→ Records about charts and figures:

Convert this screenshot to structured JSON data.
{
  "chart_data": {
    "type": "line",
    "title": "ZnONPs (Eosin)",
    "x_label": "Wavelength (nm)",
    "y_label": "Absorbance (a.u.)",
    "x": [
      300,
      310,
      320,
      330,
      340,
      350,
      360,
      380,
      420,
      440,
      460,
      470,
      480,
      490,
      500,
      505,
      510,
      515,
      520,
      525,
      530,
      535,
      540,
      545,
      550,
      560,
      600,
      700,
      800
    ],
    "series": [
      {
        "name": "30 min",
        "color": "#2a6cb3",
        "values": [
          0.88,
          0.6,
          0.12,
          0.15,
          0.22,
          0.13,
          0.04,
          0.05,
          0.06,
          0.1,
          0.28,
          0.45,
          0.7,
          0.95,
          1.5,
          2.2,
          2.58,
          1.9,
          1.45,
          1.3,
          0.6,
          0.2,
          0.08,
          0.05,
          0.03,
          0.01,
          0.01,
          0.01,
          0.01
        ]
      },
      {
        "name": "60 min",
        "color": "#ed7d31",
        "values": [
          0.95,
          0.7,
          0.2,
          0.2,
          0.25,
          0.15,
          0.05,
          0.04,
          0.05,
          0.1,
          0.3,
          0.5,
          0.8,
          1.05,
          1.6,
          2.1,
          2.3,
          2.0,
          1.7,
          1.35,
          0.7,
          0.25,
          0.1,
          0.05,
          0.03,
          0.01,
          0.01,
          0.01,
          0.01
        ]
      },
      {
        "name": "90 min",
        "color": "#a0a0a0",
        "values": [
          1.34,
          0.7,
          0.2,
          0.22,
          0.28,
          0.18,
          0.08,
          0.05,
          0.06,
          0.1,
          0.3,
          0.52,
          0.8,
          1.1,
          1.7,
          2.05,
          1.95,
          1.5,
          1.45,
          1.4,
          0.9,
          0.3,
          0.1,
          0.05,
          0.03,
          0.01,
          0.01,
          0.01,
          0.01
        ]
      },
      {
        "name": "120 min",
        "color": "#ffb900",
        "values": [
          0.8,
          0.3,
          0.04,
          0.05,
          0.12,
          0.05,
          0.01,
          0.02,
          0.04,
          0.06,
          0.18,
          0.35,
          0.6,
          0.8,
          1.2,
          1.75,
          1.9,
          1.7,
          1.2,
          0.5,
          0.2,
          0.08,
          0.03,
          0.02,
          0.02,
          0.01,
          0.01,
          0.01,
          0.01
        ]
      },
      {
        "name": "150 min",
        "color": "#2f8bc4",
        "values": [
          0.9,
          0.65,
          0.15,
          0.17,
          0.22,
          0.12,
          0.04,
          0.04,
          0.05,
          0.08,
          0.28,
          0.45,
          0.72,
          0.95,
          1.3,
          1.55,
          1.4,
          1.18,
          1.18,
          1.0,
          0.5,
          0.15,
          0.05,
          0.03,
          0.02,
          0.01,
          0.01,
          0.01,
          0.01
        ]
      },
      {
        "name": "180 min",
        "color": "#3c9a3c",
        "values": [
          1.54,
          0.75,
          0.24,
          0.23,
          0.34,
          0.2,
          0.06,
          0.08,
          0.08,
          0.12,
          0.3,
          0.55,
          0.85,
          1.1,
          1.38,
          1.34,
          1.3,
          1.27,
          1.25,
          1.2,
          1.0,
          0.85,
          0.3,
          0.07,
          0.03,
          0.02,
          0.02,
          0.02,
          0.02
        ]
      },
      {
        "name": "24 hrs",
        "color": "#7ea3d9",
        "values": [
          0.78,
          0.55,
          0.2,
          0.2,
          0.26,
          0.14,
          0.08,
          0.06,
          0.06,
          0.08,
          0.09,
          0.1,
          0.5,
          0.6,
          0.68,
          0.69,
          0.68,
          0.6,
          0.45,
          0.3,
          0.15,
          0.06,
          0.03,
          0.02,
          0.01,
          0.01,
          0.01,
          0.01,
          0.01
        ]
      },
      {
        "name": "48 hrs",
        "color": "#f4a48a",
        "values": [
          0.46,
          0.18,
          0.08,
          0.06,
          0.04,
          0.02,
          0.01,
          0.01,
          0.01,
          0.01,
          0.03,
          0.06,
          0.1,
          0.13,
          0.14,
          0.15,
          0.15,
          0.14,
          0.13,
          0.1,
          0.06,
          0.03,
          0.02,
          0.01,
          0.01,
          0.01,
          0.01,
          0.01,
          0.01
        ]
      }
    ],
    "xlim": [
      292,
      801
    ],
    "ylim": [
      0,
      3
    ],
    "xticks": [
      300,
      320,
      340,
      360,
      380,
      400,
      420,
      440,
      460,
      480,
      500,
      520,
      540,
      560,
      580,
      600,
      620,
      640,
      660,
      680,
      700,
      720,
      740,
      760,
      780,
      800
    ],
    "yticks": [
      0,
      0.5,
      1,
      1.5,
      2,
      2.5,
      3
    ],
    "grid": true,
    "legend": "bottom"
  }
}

→ STATED GOAL: Keep only those lines of the records that hold "color", and return them.

→ RESPONSE FOR THIS EXERCISE:
        "color": "#2a6cb3",
        "color": "#ed7d31",
        "color": "#a0a0a0",
        "color": "#ffb900",
        "color": "#2f8bc4",
        "color": "#3c9a3c",
        "color": "#7ea3d9",
        "color": "#f4a48a",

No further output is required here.